Supplied text:
Tuesday, September 28, 2010

30 Day Book Meme - Day 10

Day 10 - A book you thought you wouldn’t like but ended up loving

Divine Secrets of the Ya-Ya Sisterhood by Rebecca Wells. Normally it's not my kind of thing at all, but after seeing the movie, I decided to give it a try and Wow! Did I love it! The way Wells captured the period and locale, her characters and their complicated relationships just sucked me right in. I couldn't put it down and had to find out what happened to take Sidda and Vivi to the point of breaking the mother-daughter bond. I didn't, however, read its prequel, Little Altars Everywhere - somehow, it just didn't appeal. Maybe I should try it, though...

Care to share which book surprised you?


Sunday, September 26, 2010

30 Day Book Meme - Day 09

Day 09 - Best scene ever: The reunion scene in Sharon Kay Penman's Here be Dragons.

Listed entries:
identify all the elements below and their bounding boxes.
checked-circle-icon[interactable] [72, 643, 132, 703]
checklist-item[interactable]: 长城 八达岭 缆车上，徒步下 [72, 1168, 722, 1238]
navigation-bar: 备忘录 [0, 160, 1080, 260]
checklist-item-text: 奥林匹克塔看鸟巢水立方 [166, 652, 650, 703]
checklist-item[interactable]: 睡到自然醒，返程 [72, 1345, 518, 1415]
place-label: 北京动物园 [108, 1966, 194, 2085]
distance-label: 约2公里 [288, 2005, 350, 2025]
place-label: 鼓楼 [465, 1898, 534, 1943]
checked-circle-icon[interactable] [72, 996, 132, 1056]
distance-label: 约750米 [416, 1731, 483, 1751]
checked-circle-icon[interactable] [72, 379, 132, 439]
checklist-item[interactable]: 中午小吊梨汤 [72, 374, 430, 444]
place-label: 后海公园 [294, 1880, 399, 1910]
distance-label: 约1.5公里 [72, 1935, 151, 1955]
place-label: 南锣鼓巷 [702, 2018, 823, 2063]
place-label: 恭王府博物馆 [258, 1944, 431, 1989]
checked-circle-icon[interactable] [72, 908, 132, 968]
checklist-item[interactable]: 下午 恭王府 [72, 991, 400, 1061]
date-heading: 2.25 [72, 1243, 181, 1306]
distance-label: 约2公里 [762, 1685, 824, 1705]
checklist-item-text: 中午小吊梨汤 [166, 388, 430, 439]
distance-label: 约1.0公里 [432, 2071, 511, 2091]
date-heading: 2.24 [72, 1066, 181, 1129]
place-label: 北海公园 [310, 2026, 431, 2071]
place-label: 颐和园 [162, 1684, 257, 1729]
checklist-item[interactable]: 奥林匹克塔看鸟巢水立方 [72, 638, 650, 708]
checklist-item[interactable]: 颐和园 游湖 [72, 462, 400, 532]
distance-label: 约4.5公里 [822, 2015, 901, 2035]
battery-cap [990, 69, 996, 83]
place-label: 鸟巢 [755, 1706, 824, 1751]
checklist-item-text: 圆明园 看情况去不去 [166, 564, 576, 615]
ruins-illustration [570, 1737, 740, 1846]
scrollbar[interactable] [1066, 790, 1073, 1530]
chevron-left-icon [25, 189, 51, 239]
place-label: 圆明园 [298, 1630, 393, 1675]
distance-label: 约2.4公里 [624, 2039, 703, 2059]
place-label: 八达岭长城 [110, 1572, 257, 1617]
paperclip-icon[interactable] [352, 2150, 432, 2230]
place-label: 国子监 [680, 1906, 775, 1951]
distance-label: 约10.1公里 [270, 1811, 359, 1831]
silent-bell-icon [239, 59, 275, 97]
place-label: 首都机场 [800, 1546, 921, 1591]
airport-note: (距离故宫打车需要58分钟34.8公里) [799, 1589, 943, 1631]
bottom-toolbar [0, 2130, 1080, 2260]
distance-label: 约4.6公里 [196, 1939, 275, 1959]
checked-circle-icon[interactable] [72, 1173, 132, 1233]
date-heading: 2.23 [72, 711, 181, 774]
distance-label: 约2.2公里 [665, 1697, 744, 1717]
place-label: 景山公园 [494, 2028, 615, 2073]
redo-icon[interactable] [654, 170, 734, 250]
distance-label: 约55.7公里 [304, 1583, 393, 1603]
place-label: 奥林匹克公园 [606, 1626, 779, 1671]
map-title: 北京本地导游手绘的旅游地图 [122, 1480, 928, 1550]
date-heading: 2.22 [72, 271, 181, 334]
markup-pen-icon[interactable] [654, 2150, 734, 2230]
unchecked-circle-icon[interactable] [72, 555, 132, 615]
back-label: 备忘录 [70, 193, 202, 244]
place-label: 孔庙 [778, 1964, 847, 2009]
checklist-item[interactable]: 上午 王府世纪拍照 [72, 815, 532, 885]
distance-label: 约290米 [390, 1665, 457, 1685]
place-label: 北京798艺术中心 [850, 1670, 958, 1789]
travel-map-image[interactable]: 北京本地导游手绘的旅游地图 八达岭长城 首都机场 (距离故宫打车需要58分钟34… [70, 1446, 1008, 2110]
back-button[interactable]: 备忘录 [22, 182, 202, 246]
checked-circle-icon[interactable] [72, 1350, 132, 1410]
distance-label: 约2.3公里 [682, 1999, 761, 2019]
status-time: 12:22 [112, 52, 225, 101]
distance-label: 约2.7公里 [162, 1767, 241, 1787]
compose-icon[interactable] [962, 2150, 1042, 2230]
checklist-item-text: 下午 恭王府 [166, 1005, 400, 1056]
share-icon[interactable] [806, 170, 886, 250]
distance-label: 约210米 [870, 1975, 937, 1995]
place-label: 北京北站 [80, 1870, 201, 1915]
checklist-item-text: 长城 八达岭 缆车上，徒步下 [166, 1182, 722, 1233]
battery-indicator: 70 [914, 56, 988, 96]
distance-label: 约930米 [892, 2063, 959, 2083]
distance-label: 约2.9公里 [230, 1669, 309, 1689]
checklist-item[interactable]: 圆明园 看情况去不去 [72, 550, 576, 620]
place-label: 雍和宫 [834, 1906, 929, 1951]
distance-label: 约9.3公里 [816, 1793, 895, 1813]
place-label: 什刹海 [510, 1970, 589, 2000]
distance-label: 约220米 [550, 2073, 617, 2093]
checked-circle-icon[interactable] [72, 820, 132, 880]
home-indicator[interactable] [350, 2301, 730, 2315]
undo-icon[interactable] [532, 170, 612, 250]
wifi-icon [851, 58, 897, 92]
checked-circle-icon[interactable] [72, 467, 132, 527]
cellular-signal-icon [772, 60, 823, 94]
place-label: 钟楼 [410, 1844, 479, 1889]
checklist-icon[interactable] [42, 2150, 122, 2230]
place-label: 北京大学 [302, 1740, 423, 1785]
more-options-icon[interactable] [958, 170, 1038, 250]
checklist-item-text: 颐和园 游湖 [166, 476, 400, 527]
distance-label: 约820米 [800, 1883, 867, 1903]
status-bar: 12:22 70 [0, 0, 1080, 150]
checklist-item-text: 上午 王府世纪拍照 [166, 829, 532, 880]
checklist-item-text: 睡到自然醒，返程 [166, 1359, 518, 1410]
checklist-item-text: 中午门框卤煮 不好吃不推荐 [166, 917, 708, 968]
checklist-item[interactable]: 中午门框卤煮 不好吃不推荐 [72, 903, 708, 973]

Exercise tasks:
a) Using the book meme post, answer each of the following:
(i) Which book is named for Day 10, a book the writer expected to dislike but ended up loving?
(ii) What is the title of that book's prequel, which the writer did not read?
(iii) What does the Day 09 entry name as the best scene ever?
b) Turn the records, from their first line through the line containing "battery-cap [990, 69, 996, 83]", into a JSON list of strings with one string per line and any blank lines omitted.

Solved tasks:
a)
(i) Divine Secrets of the Ya-Ya Sisterhood by Rebecca Wells
(ii) Little Altars Everywhere
(iii) The reunion scene in Sharon Kay Penman's Here be Dragons

b)
[
  "identify all the elements below and their bounding boxes.",
  "checked-circle-icon[interactable] [72, 643, 132, 703]",
  "checklist-item[interactable]: 长城 八达岭 缆车上，徒步下 [72, 1168, 722, 1238]",
  "navigation-bar: 备忘录 [0, 160, 1080, 260]",
  "checklist-item-text: 奥林匹克塔看鸟巢水立方 [166, 652, 650, 703]",
  "checklist-item[interactable]: 睡到自然醒，返程 [72, 1345, 518, 1415]",
  "place-label: 北京动物园 [108, 1966, 194, 2085]",
  "distance-label: 约2公里 [288, 2005, 350, 2025]",
  "place-label: 鼓楼 [465, 1898, 534, 1943]",
  "checked-circle-icon[interactable] [72, 996, 132, 1056]",
  "distance-label: 约750米 [416, 1731, 483, 1751]",
  "checked-circle-icon[interactable] [72, 379, 132, 439]",
  "checklist-item[interactable]: 中午小吊梨汤 [72, 374, 430, 444]",
  "place-label: 后海公园 [294, 1880, 399, 1910]",
  "distance-label: 约1.5公里 [72, 1935, 151, 1955]",
  "place-label: 南锣鼓巷 [702, 2018, 823, 2063]",
  "place-label: 恭王府博物馆 [258, 1944, 431, 1989]",
  "checked-circle-icon[interactable] [72, 908, 132, 968]",
  "checklist-item[interactable]: 下午 恭王府 [72, 991, 400, 1061]",
  "date-heading: 2.25 [72, 1243, 181, 1306]",
  "distance-label: 约2公里 [762, 1685, 824, 1705]",
  "checklist-item-text: 中午小吊梨汤 [166, 388, 430, 439]",
  "distance-label: 约1.0公里 [432, 2071, 511, 2091]",
  "date-heading: 2.24 [72, 1066, 181, 1129]",
  "place-label: 北海公园 [310, 2026, 431, 2071]",
  "place-label: 颐和园 [162, 1684, 257, 1729]",
  "checklist-item[interactable]: 奥林匹克塔看鸟巢水立方 [72, 638, 650, 708]",
  "checklist-item[interactable]: 颐和园 游湖 [72, 462, 400, 532]",
  "distance-label: 约4.5公里 [822, 2015, 901, 2035]",
  "battery-cap [990, 69, 996, 83]"
]